WORK TO DO: In the records below, swap every "x-tick-label" for "horizontal-tick-label" and write the lines out again with nothing else changed. Omit the pictures.

--- start of EXTRACTED ENTRIES ---

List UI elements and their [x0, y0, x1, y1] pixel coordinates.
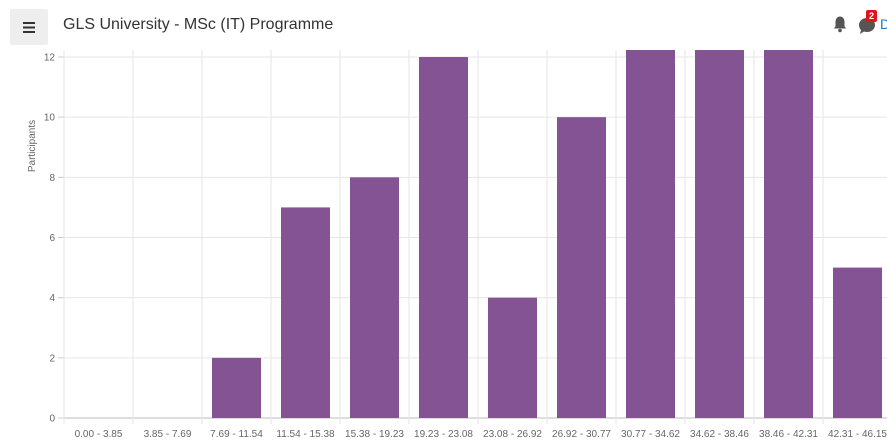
x-tick-label: 23.08 - 26.92 [483, 429, 542, 440]
bar[interactable] [764, 50, 813, 418]
y-tick-label: 8 [49, 173, 55, 184]
x-tick-label: 42.31 - 46.15 [828, 429, 887, 440]
page-title: GLS University - MSc (IT) Programme [63, 16, 334, 33]
y-axis-label: Participants [27, 120, 38, 172]
bar[interactable] [212, 357, 261, 418]
notification-badge: 2 [866, 10, 877, 22]
x-tick-label: 7.69 - 11.54 [210, 429, 263, 440]
x-tick-label: 26.92 - 30.77 [552, 429, 611, 440]
y-tick-label: 6 [49, 233, 55, 244]
bar[interactable] [419, 57, 468, 418]
bar[interactable] [833, 267, 882, 418]
y-tick-label: 10 [44, 113, 56, 124]
bar[interactable] [695, 50, 744, 418]
x-tick-label: 15.38 - 19.23 [345, 429, 404, 440]
bar[interactable] [626, 50, 675, 418]
x-tick-label: 30.77 - 34.62 [621, 429, 680, 440]
x-tick-label: 0.00 - 3.85 [75, 429, 123, 440]
menu-toggle-button[interactable] [10, 9, 48, 45]
y-tick-label: 4 [49, 293, 55, 304]
bar[interactable] [488, 297, 537, 418]
bar[interactable] [557, 117, 606, 419]
user-menu-link[interactable]: D [880, 16, 887, 32]
x-tick-label: 11.54 - 15.38 [276, 429, 335, 440]
x-tick-label: 3.85 - 7.69 [144, 429, 192, 440]
participants-bar-chart: 0 2 4 6 8 10 12 0.00 - 3.85 3.85 - 7.69 7.69 - 1… [27, 50, 887, 440]
bar[interactable] [281, 207, 330, 418]
chart-bars [212, 50, 882, 419]
bar[interactable] [350, 177, 399, 418]
chart-grid [58, 50, 887, 424]
bell-icon[interactable] [833, 15, 847, 33]
menu-icon [23, 21, 35, 33]
x-axis-ticks: 0.00 - 3.85 3.85 - 7.69 7.69 - 11.54 11.54 … [75, 429, 887, 440]
y-tick-label: 12 [44, 53, 56, 64]
y-tick-label: 0 [49, 414, 55, 425]
y-tick-label: 2 [49, 353, 55, 364]
x-tick-label: 19.23 - 23.08 [414, 429, 473, 440]
message-icon[interactable] [858, 13, 876, 35]
x-tick-label: 38.46 - 42.31 [759, 429, 818, 440]
x-tick-label: 34.62 - 38.46 [690, 429, 749, 440]
y-axis-ticks: 0 2 4 6 8 10 12 [44, 53, 56, 425]
top-header: GLS University - MSc (IT) Programme 2 D [0, 0, 887, 50]
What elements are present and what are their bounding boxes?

--- end of EXTRACTED ENTRIES ---

TASK OUTPUT:
List UI elements and their [x0, y0, x1, y1] pixel coordinates.
horizontal-tick-label: 23.08 - 26.92 [483, 429, 542, 440]
bar[interactable] [764, 50, 813, 418]
y-tick-label: 8 [49, 173, 55, 184]
horizontal-tick-label: 42.31 - 46.15 [828, 429, 887, 440]
page-title: GLS University - MSc (IT) Programme [63, 16, 334, 33]
y-axis-label: Participants [27, 120, 38, 172]
bar[interactable] [212, 357, 261, 418]
notification-badge: 2 [866, 10, 877, 22]
horizontal-tick-label: 7.69 - 11.54 [210, 429, 263, 440]
horizontal-tick-label: 26.92 - 30.77 [552, 429, 611, 440]
y-tick-label: 6 [49, 233, 55, 244]
bar[interactable] [419, 57, 468, 418]
bar[interactable] [833, 267, 882, 418]
y-tick-label: 10 [44, 113, 56, 124]
bar[interactable] [695, 50, 744, 418]
horizontal-tick-label: 15.38 - 19.23 [345, 429, 404, 440]
bar[interactable] [626, 50, 675, 418]
horizontal-tick-label: 30.77 - 34.62 [621, 429, 680, 440]
horizontal-tick-label: 0.00 - 3.85 [75, 429, 123, 440]
menu-toggle-button[interactable] [10, 9, 48, 45]
y-tick-label: 4 [49, 293, 55, 304]
bar[interactable] [488, 297, 537, 418]
bar[interactable] [557, 117, 606, 419]
user-menu-link[interactable]: D [880, 16, 887, 32]
horizontal-tick-label: 11.54 - 15.38 [276, 429, 335, 440]
horizontal-tick-label: 3.85 - 7.69 [144, 429, 192, 440]
participants-bar-chart: 0 2 4 6 8 10 12 0.00 - 3.85 3.85 - 7.69 7.69 - 1… [27, 50, 887, 440]
bar[interactable] [281, 207, 330, 418]
chart-bars [212, 50, 882, 419]
bar[interactable] [350, 177, 399, 418]
chart-grid [58, 50, 887, 424]
bell-icon[interactable] [833, 15, 847, 33]
menu-icon [23, 21, 35, 33]
x-axis-ticks: 0.00 - 3.85 3.85 - 7.69 7.69 - 11.54 11.54 … [75, 429, 887, 440]
y-tick-label: 12 [44, 53, 56, 64]
y-tick-label: 0 [49, 414, 55, 425]
y-tick-label: 2 [49, 353, 55, 364]
horizontal-tick-label: 19.23 - 23.08 [414, 429, 473, 440]
message-icon[interactable] [858, 13, 876, 35]
horizontal-tick-label: 38.46 - 42.31 [759, 429, 818, 440]
horizontal-tick-label: 34.62 - 38.46 [690, 429, 749, 440]
y-axis-ticks: 0 2 4 6 8 10 12 [44, 53, 56, 425]
top-header: GLS University - MSc (IT) Programme 2 D [0, 0, 887, 50]
What elements are present and what are their bounding boxes?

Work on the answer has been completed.